== DATA LISTING

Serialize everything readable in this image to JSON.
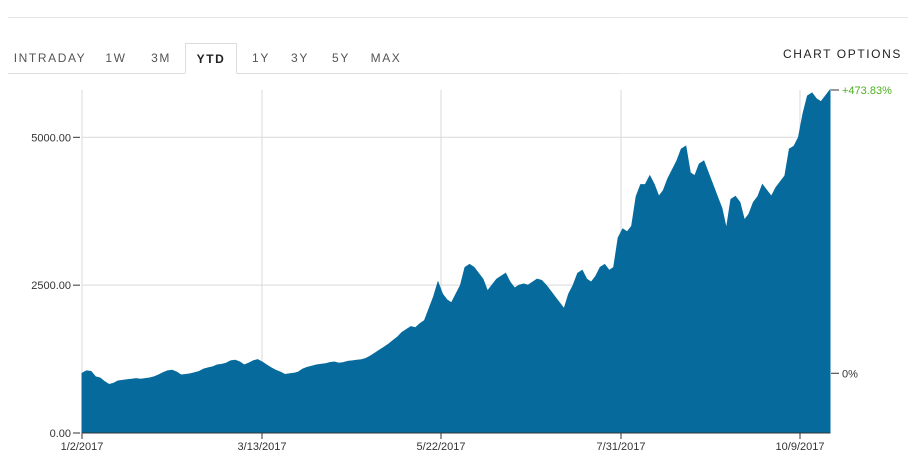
{
  "tabs": [
    {
      "label": "INTRADAY"
    },
    {
      "label": "1W"
    },
    {
      "label": "3M"
    },
    {
      "label": "YTD",
      "active": true
    },
    {
      "label": "1Y"
    },
    {
      "label": "3Y"
    },
    {
      "label": "5Y"
    },
    {
      "label": "MAX"
    }
  ],
  "chart_options_label": "CHART OPTIONS",
  "colors": {
    "area": "#066b9c",
    "positive": "#4caf1f",
    "grid": "#d9d9d9"
  },
  "chart_data": {
    "type": "area",
    "ylim": [
      0,
      5800
    ],
    "yticks": [
      {
        "value": 0,
        "label": "0.00"
      },
      {
        "value": 2500,
        "label": "2500.00"
      },
      {
        "value": 5000,
        "label": "5000.00"
      }
    ],
    "xticks": [
      "1/2/2017",
      "3/13/2017",
      "5/22/2017",
      "7/31/2017",
      "10/9/2017"
    ],
    "x_start": "1/2/2017",
    "x_end": "10/27/2017",
    "right_axis": [
      {
        "label": "+473.83%",
        "value": 5800,
        "color": "positive"
      },
      {
        "label": "0%",
        "value": 1010,
        "color": "neutral"
      }
    ],
    "values": [
      1010,
      1050,
      1040,
      950,
      930,
      870,
      820,
      840,
      880,
      890,
      900,
      910,
      920,
      910,
      920,
      930,
      950,
      980,
      1020,
      1050,
      1060,
      1030,
      980,
      990,
      1000,
      1020,
      1040,
      1080,
      1100,
      1120,
      1150,
      1160,
      1180,
      1220,
      1230,
      1200,
      1150,
      1180,
      1220,
      1240,
      1200,
      1150,
      1100,
      1060,
      1030,
      990,
      1000,
      1010,
      1030,
      1080,
      1110,
      1130,
      1150,
      1160,
      1170,
      1190,
      1200,
      1180,
      1190,
      1210,
      1220,
      1230,
      1240,
      1260,
      1300,
      1350,
      1400,
      1450,
      1500,
      1560,
      1620,
      1700,
      1750,
      1800,
      1780,
      1850,
      1900,
      2100,
      2300,
      2550,
      2350,
      2250,
      2200,
      2350,
      2500,
      2800,
      2850,
      2800,
      2700,
      2600,
      2400,
      2500,
      2600,
      2650,
      2700,
      2550,
      2450,
      2500,
      2520,
      2500,
      2550,
      2600,
      2580,
      2500,
      2400,
      2300,
      2200,
      2100,
      2350,
      2500,
      2700,
      2750,
      2600,
      2550,
      2650,
      2800,
      2850,
      2750,
      2800,
      3300,
      3450,
      3400,
      3500,
      4000,
      4200,
      4200,
      4350,
      4200,
      4000,
      4100,
      4300,
      4450,
      4600,
      4800,
      4850,
      4400,
      4350,
      4550,
      4600,
      4400,
      4200,
      4000,
      3800,
      3450,
      3950,
      4000,
      3900,
      3600,
      3700,
      3900,
      4000,
      4200,
      4100,
      4000,
      4150,
      4250,
      4350,
      4800,
      4850,
      5000,
      5400,
      5700,
      5750,
      5650,
      5600,
      5700,
      5800
    ]
  }
}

====

• _TO DO_
Reproduce the material above in full, exactly, with no images.

• _FINAL ANSWER_
Serialize everything readable in this image to JSON.
{
  "tabs": [
    {
      "label": "INTRADAY"
    },
    {
      "label": "1W"
    },
    {
      "label": "3M"
    },
    {
      "label": "YTD",
      "active": true
    },
    {
      "label": "1Y"
    },
    {
      "label": "3Y"
    },
    {
      "label": "5Y"
    },
    {
      "label": "MAX"
    }
  ],
  "chart_options_label": "CHART OPTIONS",
  "colors": {
    "area": "#066b9c",
    "positive": "#4caf1f",
    "grid": "#d9d9d9"
  },
  "chart_data": {
    "type": "area",
    "ylim": [
      0,
      5800
    ],
    "yticks": [
      {
        "value": 0,
        "label": "0.00"
      },
      {
        "value": 2500,
        "label": "2500.00"
      },
      {
        "value": 5000,
        "label": "5000.00"
      }
    ],
    "xticks": [
      "1/2/2017",
      "3/13/2017",
      "5/22/2017",
      "7/31/2017",
      "10/9/2017"
    ],
    "x_start": "1/2/2017",
    "x_end": "10/27/2017",
    "right_axis": [
      {
        "label": "+473.83%",
        "value": 5800,
        "color": "positive"
      },
      {
        "label": "0%",
        "value": 1010,
        "color": "neutral"
      }
    ],
    "values": [
      1010,
      1050,
      1040,
      950,
      930,
      870,
      820,
      840,
      880,
      890,
      900,
      910,
      920,
      910,
      920,
      930,
      950,
      980,
      1020,
      1050,
      1060,
      1030,
      980,
      990,
      1000,
      1020,
      1040,
      1080,
      1100,
      1120,
      1150,
      1160,
      1180,
      1220,
      1230,
      1200,
      1150,
      1180,
      1220,
      1240,
      1200,
      1150,
      1100,
      1060,
      1030,
      990,
      1000,
      1010,
      1030,
      1080,
      1110,
      1130,
      1150,
      1160,
      1170,
      1190,
      1200,
      1180,
      1190,
      1210,
      1220,
      1230,
      1240,
      1260,
      1300,
      1350,
      1400,
      1450,
      1500,
      1560,
      1620,
      1700,
      1750,
      1800,
      1780,
      1850,
      1900,
      2100,
      2300,
      2550,
      2350,
      2250,
      2200,
      2350,
      2500,
      2800,
      2850,
      2800,
      2700,
      2600,
      2400,
      2500,
      2600,
      2650,
      2700,
      2550,
      2450,
      2500,
      2520,
      2500,
      2550,
      2600,
      2580,
      2500,
      2400,
      2300,
      2200,
      2100,
      2350,
      2500,
      2700,
      2750,
      2600,
      2550,
      2650,
      2800,
      2850,
      2750,
      2800,
      3300,
      3450,
      3400,
      3500,
      4000,
      4200,
      4200,
      4350,
      4200,
      4000,
      4100,
      4300,
      4450,
      4600,
      4800,
      4850,
      4400,
      4350,
      4550,
      4600,
      4400,
      4200,
      4000,
      3800,
      3450,
      3950,
      4000,
      3900,
      3600,
      3700,
      3900,
      4000,
      4200,
      4100,
      4000,
      4150,
      4250,
      4350,
      4800,
      4850,
      5000,
      5400,
      5700,
      5750,
      5650,
      5600,
      5700,
      5800
    ]
  }
}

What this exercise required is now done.